Check each line for the string "JSON". Give only the count of lines that have it.

[Start of Material supplied]

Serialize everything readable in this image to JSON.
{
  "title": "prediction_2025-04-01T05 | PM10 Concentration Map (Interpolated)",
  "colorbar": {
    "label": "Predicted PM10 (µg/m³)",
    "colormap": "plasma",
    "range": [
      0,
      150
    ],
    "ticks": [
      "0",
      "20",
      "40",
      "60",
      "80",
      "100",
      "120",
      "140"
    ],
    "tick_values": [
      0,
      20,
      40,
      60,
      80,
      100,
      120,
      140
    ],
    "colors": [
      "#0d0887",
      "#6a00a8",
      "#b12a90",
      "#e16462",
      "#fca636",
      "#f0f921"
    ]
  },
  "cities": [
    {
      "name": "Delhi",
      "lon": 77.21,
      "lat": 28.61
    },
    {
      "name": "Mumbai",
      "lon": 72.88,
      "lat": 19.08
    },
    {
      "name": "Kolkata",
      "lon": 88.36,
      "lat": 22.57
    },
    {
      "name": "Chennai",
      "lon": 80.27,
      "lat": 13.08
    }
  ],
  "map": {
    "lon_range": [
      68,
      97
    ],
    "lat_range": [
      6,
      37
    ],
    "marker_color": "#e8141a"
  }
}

[End of Material supplied]
[Start of Material supplied]

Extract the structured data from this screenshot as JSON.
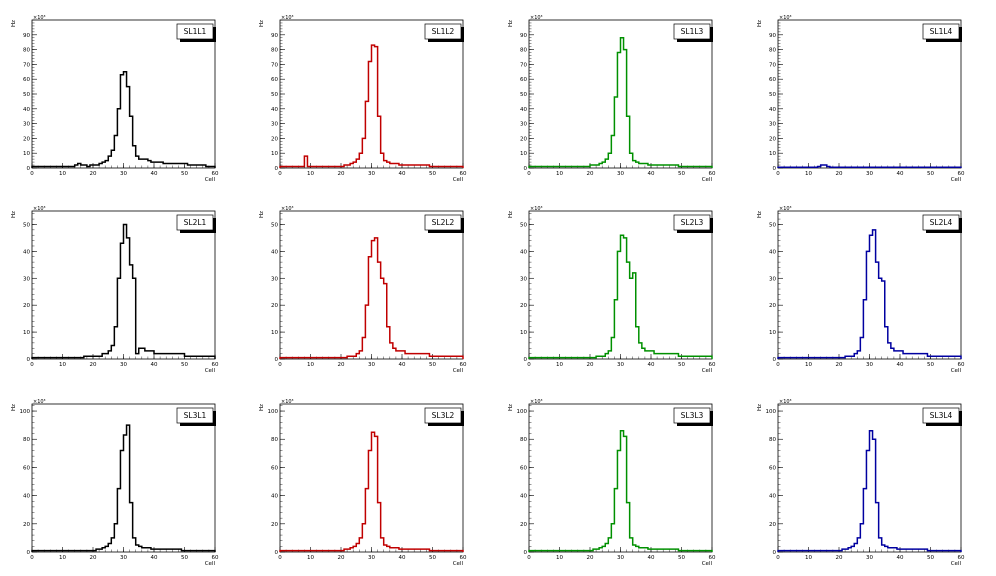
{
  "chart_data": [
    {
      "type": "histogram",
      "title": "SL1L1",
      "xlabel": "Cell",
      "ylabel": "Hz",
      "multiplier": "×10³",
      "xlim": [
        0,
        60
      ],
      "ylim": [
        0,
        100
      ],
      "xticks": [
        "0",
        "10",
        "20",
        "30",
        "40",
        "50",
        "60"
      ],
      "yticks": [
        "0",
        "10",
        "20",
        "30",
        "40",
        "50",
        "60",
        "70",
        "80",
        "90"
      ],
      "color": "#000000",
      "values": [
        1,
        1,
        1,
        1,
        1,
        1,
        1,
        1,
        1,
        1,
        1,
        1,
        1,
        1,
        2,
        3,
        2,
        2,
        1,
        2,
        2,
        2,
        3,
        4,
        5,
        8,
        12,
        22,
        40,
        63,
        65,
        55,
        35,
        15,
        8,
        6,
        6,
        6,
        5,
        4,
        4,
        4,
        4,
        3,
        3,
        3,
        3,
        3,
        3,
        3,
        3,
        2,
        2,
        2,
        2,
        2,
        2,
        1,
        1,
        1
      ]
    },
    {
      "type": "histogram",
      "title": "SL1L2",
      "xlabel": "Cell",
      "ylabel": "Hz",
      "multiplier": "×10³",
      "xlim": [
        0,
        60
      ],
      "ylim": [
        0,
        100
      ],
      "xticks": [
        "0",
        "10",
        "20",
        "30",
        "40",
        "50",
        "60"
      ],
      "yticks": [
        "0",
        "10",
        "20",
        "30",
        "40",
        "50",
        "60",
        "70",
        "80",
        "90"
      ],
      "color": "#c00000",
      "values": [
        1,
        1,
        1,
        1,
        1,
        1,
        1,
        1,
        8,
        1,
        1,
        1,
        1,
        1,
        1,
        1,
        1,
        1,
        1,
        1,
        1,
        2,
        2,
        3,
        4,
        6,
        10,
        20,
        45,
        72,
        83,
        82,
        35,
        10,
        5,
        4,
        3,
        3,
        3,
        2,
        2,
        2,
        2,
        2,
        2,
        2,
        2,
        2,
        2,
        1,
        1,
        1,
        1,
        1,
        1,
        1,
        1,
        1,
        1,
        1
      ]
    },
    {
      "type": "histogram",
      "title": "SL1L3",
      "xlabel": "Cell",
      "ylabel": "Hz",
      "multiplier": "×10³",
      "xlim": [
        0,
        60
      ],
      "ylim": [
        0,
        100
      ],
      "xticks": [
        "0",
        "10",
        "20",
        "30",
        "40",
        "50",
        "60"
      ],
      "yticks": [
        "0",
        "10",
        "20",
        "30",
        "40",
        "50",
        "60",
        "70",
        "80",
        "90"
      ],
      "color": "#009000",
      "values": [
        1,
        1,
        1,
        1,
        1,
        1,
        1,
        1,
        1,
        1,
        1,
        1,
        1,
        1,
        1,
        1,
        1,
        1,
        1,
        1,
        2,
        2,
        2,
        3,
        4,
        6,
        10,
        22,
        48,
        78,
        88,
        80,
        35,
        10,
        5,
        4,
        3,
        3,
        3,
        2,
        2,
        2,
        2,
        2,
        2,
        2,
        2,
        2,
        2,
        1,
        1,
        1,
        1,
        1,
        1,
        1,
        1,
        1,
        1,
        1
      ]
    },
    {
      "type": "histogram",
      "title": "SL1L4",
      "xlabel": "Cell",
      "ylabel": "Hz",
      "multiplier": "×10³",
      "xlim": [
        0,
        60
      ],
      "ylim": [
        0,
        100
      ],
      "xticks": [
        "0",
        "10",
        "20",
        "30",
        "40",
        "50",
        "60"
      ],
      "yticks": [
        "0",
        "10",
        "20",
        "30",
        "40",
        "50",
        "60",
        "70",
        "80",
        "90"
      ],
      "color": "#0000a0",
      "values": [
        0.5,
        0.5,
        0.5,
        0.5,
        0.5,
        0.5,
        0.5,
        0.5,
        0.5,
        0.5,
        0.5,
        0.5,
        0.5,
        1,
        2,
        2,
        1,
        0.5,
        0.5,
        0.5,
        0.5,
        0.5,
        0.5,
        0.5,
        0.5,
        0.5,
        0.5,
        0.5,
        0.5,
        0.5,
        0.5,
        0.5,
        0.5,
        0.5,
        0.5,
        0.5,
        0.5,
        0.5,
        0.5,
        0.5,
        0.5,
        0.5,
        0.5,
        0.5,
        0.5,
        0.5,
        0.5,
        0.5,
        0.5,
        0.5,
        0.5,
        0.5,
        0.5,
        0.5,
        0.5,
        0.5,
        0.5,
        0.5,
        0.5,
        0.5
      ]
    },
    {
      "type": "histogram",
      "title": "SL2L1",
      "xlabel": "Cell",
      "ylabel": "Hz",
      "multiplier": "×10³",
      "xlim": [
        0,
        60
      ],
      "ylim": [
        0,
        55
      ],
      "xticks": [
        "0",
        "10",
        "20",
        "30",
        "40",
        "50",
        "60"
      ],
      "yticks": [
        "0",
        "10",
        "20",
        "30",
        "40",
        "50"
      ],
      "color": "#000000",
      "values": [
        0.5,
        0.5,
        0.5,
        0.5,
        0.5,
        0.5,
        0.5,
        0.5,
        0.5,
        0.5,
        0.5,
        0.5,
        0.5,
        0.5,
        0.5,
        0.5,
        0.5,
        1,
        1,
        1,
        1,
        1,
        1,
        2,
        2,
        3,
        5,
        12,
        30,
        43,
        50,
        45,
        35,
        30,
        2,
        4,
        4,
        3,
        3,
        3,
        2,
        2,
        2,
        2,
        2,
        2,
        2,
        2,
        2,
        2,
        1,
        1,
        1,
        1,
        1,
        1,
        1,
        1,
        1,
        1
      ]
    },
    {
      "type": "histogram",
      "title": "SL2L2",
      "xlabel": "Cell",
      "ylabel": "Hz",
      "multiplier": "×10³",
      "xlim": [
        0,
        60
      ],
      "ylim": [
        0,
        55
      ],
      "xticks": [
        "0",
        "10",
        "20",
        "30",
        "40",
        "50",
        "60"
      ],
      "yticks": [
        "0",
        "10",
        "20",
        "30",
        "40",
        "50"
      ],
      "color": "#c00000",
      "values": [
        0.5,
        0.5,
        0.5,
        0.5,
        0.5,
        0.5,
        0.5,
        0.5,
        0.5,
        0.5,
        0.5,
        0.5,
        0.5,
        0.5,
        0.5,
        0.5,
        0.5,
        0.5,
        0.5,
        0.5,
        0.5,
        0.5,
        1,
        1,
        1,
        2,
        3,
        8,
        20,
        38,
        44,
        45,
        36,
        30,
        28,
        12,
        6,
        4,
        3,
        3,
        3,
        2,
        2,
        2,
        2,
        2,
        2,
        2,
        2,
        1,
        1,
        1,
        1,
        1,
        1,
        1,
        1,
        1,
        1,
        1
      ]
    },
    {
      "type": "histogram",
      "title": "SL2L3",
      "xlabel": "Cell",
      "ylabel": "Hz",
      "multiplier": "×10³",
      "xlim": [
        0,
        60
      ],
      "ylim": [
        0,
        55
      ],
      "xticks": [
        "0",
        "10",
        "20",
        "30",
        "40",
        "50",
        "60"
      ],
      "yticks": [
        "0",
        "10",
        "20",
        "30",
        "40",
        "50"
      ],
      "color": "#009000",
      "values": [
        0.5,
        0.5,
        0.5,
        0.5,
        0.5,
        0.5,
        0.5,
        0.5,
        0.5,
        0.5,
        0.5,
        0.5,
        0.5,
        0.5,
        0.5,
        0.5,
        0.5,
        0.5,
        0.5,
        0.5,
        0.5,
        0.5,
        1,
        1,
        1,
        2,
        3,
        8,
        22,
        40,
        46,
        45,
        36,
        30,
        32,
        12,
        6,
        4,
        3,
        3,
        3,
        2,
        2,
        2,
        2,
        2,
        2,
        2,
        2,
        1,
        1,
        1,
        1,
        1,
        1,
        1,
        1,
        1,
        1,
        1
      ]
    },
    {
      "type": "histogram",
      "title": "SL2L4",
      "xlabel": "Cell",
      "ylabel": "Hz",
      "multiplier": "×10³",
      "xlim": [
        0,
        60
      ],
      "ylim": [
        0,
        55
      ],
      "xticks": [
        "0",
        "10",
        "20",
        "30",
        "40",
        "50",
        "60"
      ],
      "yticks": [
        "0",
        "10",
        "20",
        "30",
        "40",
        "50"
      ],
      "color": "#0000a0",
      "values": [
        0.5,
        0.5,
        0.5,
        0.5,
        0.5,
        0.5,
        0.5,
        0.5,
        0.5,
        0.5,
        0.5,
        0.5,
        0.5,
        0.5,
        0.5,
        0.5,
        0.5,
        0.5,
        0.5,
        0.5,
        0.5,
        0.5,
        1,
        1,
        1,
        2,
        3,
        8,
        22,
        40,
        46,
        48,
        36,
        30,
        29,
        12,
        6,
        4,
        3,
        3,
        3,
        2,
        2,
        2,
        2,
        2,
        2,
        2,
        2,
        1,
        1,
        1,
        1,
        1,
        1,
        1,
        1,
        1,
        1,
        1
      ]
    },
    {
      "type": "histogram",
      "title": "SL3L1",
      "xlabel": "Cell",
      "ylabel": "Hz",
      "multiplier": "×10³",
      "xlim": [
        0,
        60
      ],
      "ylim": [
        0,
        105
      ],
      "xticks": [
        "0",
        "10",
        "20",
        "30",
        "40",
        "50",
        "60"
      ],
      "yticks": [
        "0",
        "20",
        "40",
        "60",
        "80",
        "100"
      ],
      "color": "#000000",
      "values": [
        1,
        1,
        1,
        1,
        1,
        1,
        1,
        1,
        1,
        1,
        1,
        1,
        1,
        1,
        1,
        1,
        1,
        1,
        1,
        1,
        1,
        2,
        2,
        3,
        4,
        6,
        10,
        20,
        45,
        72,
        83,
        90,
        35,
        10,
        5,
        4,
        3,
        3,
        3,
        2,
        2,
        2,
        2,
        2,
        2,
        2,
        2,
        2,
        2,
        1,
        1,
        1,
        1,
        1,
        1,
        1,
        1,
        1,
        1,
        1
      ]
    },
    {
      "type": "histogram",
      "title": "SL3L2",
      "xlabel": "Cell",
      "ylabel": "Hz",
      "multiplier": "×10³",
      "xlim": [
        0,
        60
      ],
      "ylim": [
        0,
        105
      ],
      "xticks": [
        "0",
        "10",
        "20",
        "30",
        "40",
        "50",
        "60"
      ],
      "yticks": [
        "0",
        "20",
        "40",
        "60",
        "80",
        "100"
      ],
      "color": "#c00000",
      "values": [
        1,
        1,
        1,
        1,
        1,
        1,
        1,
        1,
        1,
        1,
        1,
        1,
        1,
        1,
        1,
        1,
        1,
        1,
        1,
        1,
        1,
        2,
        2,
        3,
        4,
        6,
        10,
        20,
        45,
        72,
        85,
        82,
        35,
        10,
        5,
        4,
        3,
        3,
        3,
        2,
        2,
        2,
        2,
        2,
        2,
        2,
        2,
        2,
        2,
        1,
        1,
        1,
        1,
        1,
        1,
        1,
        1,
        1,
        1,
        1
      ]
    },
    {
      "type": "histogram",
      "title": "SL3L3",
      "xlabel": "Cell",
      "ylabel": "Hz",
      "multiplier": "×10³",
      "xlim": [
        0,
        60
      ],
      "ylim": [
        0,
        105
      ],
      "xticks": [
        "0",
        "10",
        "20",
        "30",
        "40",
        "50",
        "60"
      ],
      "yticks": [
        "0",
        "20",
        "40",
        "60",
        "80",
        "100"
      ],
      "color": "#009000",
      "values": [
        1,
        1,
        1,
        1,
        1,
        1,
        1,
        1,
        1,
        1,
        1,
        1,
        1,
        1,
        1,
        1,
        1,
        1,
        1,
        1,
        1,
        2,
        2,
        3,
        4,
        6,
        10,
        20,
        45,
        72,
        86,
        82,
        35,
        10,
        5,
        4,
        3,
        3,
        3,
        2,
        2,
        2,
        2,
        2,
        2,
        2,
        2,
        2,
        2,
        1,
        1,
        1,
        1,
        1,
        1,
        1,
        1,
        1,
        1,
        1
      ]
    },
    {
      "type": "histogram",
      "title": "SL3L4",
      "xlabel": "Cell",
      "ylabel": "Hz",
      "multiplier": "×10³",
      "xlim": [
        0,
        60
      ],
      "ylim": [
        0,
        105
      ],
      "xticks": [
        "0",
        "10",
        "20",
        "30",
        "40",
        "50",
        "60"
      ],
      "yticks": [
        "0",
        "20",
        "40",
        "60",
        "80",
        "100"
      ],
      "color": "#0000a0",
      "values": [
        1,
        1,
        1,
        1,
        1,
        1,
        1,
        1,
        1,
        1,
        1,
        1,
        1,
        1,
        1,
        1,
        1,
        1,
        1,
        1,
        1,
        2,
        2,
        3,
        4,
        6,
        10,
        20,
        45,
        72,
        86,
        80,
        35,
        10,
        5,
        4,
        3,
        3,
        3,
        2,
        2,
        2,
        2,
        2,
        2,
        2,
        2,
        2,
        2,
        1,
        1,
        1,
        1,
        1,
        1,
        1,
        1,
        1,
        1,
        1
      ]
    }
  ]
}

[End of Material supplied]

■ **Correct output**
2